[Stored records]
<<<<

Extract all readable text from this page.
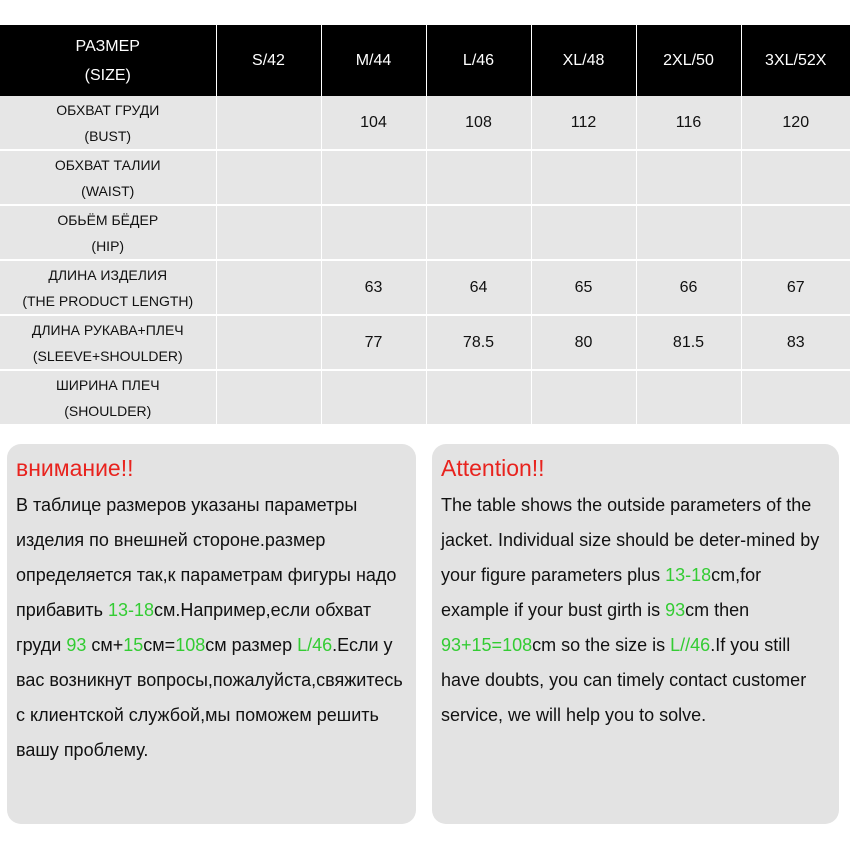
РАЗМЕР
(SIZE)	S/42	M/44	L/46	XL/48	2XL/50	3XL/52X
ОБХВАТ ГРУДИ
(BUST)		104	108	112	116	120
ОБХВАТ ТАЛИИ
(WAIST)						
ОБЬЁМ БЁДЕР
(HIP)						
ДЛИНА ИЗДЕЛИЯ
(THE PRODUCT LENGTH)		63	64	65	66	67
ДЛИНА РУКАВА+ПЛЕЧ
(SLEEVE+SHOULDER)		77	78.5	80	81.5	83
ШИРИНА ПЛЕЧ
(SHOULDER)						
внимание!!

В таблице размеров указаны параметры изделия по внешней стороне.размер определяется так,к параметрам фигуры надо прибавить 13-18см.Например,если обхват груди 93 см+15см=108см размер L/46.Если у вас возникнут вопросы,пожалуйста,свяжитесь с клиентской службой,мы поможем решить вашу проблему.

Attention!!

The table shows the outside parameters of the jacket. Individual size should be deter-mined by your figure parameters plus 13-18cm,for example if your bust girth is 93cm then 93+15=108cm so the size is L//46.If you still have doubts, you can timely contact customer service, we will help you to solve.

>>>>

To do ▸
Each line in the records above should be reproduced exactly; images are not copied.

Solution to this problem ▸
Extract all readable text from this page.
РАЗМЕР
(SIZE)	S/42	M/44	L/46	XL/48	2XL/50	3XL/52X
ОБХВАТ ГРУДИ
(BUST)		104	108	112	116	120
ОБХВАТ ТАЛИИ
(WAIST)						
ОБЬЁМ БЁДЕР
(HIP)						
ДЛИНА ИЗДЕЛИЯ
(THE PRODUCT LENGTH)		63	64	65	66	67
ДЛИНА РУКАВА+ПЛЕЧ
(SLEEVE+SHOULDER)		77	78.5	80	81.5	83
ШИРИНА ПЛЕЧ
(SHOULDER)						
внимание!!

В таблице размеров указаны параметры изделия по внешней стороне.размер определяется так,к параметрам фигуры надо прибавить 13-18см.Например,если обхват груди 93 см+15см=108см размер L/46.Если у вас возникнут вопросы,пожалуйста,свяжитесь с клиентской службой,мы поможем решить вашу проблему.

Attention!!

The table shows the outside parameters of the jacket. Individual size should be deter-mined by your figure parameters plus 13-18cm,for example if your bust girth is 93cm then 93+15=108cm so the size is L//46.If you still have doubts, you can timely contact customer service, we will help you to solve.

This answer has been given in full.